[Records from a dataset]:
------------------------

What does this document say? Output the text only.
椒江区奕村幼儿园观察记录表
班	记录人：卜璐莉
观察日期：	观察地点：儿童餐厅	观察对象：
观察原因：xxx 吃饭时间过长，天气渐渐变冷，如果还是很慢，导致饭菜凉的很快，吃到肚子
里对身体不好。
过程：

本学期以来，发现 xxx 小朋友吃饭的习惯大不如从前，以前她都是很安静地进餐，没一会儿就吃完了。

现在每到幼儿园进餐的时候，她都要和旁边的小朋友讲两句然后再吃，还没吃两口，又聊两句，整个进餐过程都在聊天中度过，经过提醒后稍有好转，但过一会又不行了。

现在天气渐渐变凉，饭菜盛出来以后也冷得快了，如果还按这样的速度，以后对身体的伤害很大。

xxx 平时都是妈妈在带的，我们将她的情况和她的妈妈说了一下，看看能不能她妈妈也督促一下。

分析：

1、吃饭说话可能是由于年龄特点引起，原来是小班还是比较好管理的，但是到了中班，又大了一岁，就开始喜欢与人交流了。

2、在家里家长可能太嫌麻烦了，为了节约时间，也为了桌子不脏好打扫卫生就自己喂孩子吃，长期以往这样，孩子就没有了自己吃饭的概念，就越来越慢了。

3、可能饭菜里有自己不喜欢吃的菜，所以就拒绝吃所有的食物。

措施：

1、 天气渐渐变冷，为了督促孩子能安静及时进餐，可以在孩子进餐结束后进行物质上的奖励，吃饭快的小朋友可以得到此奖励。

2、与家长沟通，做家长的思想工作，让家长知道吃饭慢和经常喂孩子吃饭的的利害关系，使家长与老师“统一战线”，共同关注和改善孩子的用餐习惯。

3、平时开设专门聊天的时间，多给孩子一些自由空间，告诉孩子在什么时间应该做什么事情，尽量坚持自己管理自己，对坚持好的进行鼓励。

------------------------

[Instructions for the task]:
Look over the listing above. Pick out and copy every line that includes "天气渐渐变冷".

[Written response]:
观察原因：xxx 吃饭时间过长，天气渐渐变冷，如果还是很慢，导致饭菜凉的很快，吃到肚子
1、 天气渐渐变冷，为了督促孩子能安静及时进餐，可以在孩子进餐结束后进行物质上的奖励，吃饭快的小朋友可以得到此奖励。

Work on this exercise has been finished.